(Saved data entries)
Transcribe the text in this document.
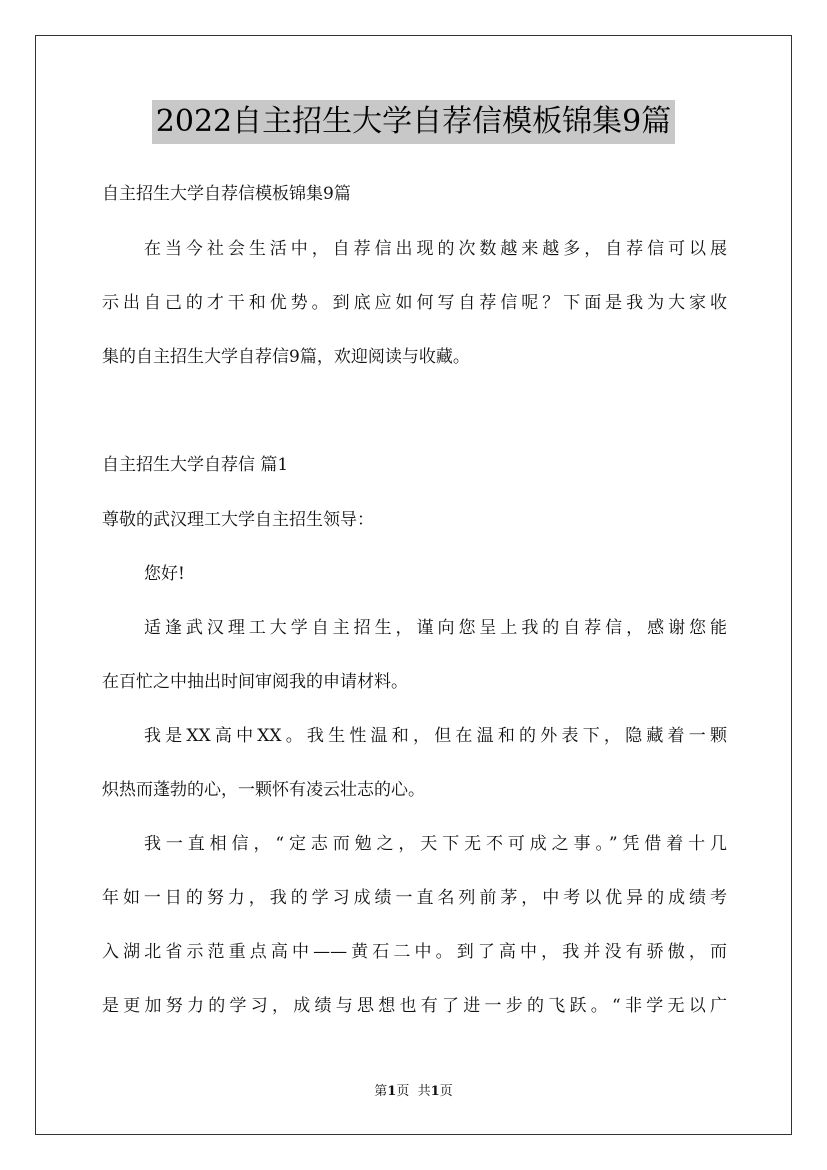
2022自主招生大学自荐信模板锦集9篇
自主招生大学自荐信模板锦集9篇
在当今社会生活中，自荐信出现的次数越来越多，自荐信可以展
示出自己的才干和优势。到底应如何写自荐信呢？下面是我为大家收
集的自主招生大学自荐信9篇，欢迎阅读与收藏。
自主招生大学自荐信 篇1
尊敬的武汉理工大学自主招生领导：
您好!
适逢武汉理工大学自主招生，谨向您呈上我的自荐信，感谢您能
在百忙之中抽出时间审阅我的申请材料。
我是XX高中XX。我生性温和，但在温和的外表下，隐藏着一颗
炽热而蓬勃的心，一颗怀有凌云壮志的心。
我一直相信，“定志而勉之，天下无不可成之事。”凭借着十几
年如一日的努力，我的学习成绩一直名列前茅，中考以优异的成绩考
入湖北省示范重点高中——黄石二中。到了高中，我并没有骄傲，而
是更加努力的学习，成绩与思想也有了进一步的飞跃。“非学无以广
第1页 共1页
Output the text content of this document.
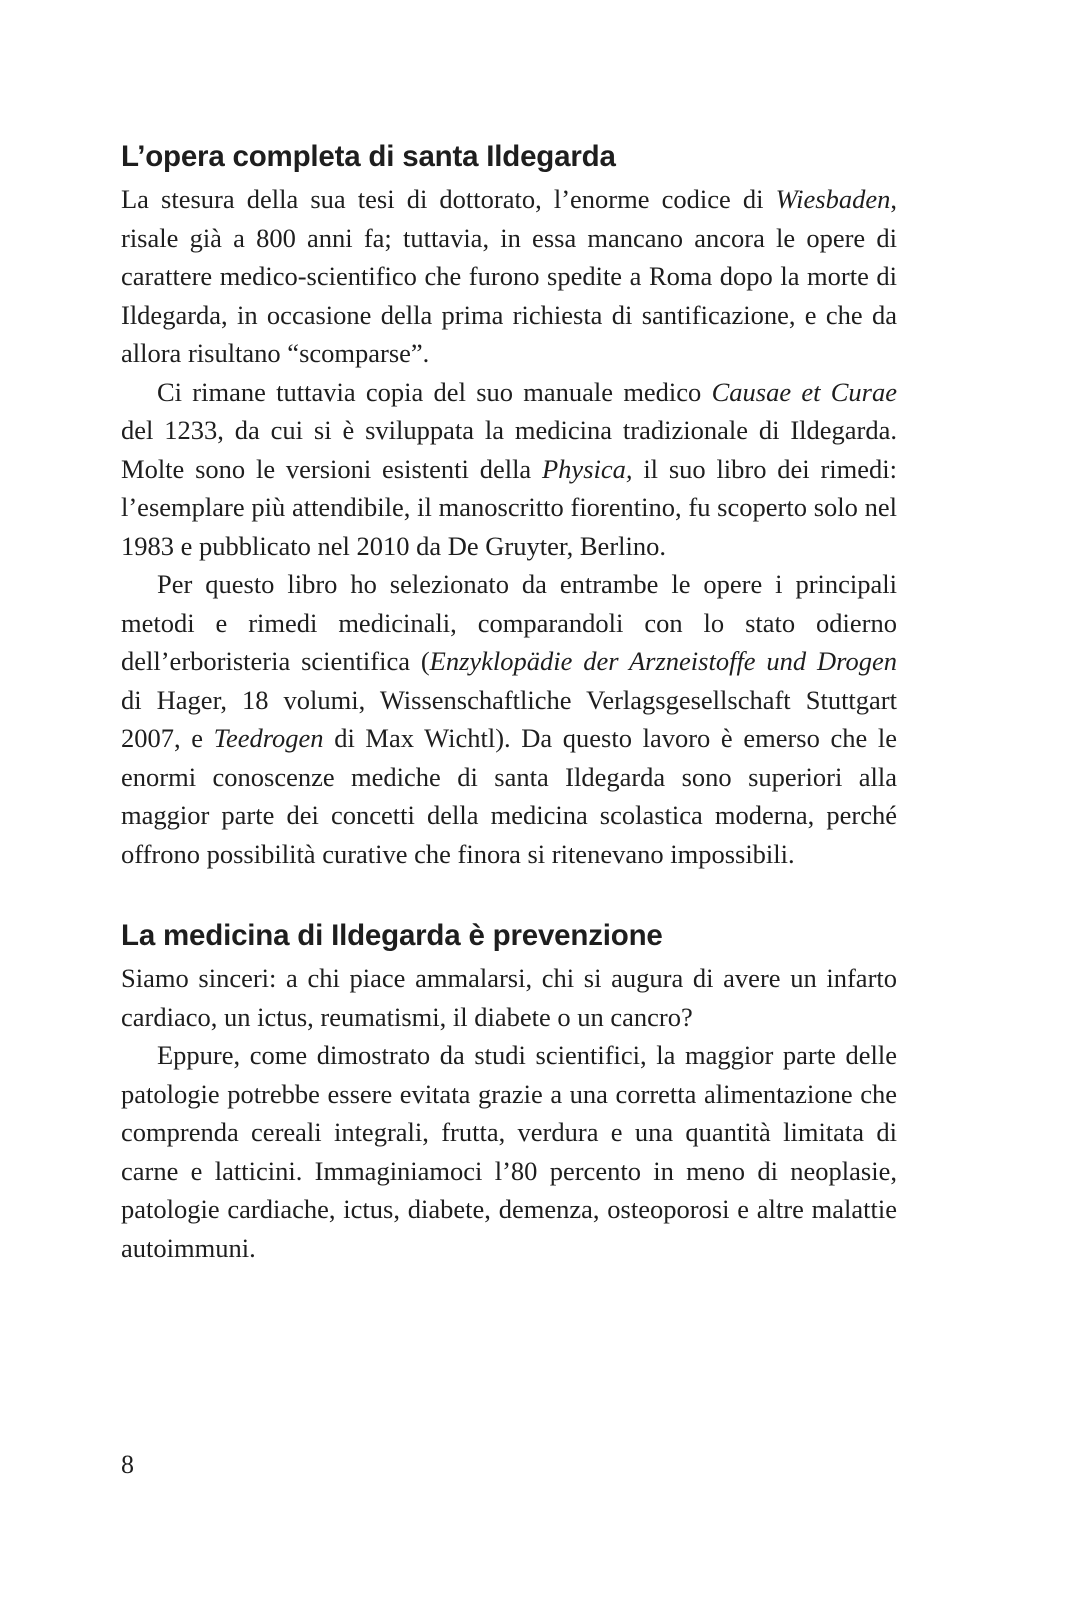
L’opera completa di santa Ildegarda

La stesura della sua tesi di dottorato, l’enorme codice di Wiesbaden, risale già a 800 anni fa; tuttavia, in essa mancano ancora le opere di carattere medico-scientifico che furono spedite a Roma dopo la morte di Ildegarda, in occasione della prima richiesta di santificazione, e che da allora risultano “scomparse”.

Ci rimane tuttavia copia del suo manuale medico Causae et Curae del 1233, da cui si è sviluppata la medicina tradizionale di Ildegarda. Molte sono le versioni esistenti della Physica, il suo libro dei rimedi: l’esemplare più attendibile, il manoscritto fiorentino, fu scoperto solo nel 1983 e pubblicato nel 2010 da De Gruyter, Berlino.

Per questo libro ho selezionato da entrambe le opere i principali metodi e rimedi medicinali, comparandoli con lo stato odierno dell’erboristeria scientifica (Enzyklopädie der Arzneistoffe und Drogen di Hager, 18 volumi, Wissenschaftliche Verlagsgesellschaft Stuttgart 2007, e Teedrogen di Max Wichtl). Da questo lavoro è emerso che le enormi conoscenze mediche di santa Ildegarda sono superiori alla maggior parte dei concetti della medicina scolastica moderna, perché offrono possibilità curative che finora si ritenevano impossibili.

La medicina di Ildegarda è prevenzione

Siamo sinceri: a chi piace ammalarsi, chi si augura di avere un infarto cardiaco, un ictus, reumatismi, il diabete o un cancro?

Eppure, come dimostrato da studi scientifici, la maggior parte delle patologie potrebbe essere evitata grazie a una corretta alimentazione che comprenda cereali integrali, frutta, verdura e una quantità limitata di carne e latticini. Immaginiamoci l’80 percento in meno di neoplasie, patologie cardiache, ictus, diabete, demenza, osteoporosi e altre malattie autoimmuni.

8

— Given problem —
Leave the pictures out, and print every line of the listing exactly as written.

— Output of the task —
Transcribe the text in this document.
2022自主招生大学自荐信模板锦集9篇
自主招生大学自荐信模板锦集9篇
在当今社会生活中，自荐信出现的次数越来越多，自荐信可以展
示出自己的才干和优势。到底应如何写自荐信呢？下面是我为大家收
集的自主招生大学自荐信9篇，欢迎阅读与收藏。
自主招生大学自荐信 篇1
尊敬的武汉理工大学自主招生领导：
您好!
适逢武汉理工大学自主招生，谨向您呈上我的自荐信，感谢您能
在百忙之中抽出时间审阅我的申请材料。
我是XX高中XX。我生性温和，但在温和的外表下，隐藏着一颗
炽热而蓬勃的心，一颗怀有凌云壮志的心。
我一直相信，“定志而勉之，天下无不可成之事。”凭借着十几
年如一日的努力，我的学习成绩一直名列前茅，中考以优异的成绩考
入湖北省示范重点高中——黄石二中。到了高中，我并没有骄傲，而
是更加努力的学习，成绩与思想也有了进一步的飞跃。“非学无以广
第1页 共1页
Output the text content of this document.
L’opera completa di santa Ildegarda

La stesura della sua tesi di dottorato, l’enorme codice di Wiesbaden, risale già a 800 anni fa; tuttavia, in essa mancano ancora le opere di carattere medico-scientifico che furono spedite a Roma dopo la morte di Ildegarda, in occasione della prima richiesta di santificazione, e che da allora risultano “scomparse”.

Ci rimane tuttavia copia del suo manuale medico Causae et Curae del 1233, da cui si è sviluppata la medicina tradizionale di Ildegarda. Molte sono le versioni esistenti della Physica, il suo libro dei rimedi: l’esemplare più attendibile, il manoscritto fiorentino, fu scoperto solo nel 1983 e pubblicato nel 2010 da De Gruyter, Berlino.

Per questo libro ho selezionato da entrambe le opere i principali metodi e rimedi medicinali, comparandoli con lo stato odierno dell’erboristeria scientifica (Enzyklopädie der Arzneistoffe und Drogen di Hager, 18 volumi, Wissenschaftliche Verlagsgesellschaft Stuttgart 2007, e Teedrogen di Max Wichtl). Da questo lavoro è emerso che le enormi conoscenze mediche di santa Ildegarda sono superiori alla maggior parte dei concetti della medicina scolastica moderna, perché offrono possibilità curative che finora si ritenevano impossibili.

La medicina di Ildegarda è prevenzione

Siamo sinceri: a chi piace ammalarsi, chi si augura di avere un infarto cardiaco, un ictus, reumatismi, il diabete o un cancro?

Eppure, come dimostrato da studi scientifici, la maggior parte delle patologie potrebbe essere evitata grazie a una corretta alimentazione che comprenda cereali integrali, frutta, verdura e una quantità limitata di carne e latticini. Immaginiamoci l’80 percento in meno di neoplasie, patologie cardiache, ictus, diabete, demenza, osteoporosi e altre malattie autoimmuni.

8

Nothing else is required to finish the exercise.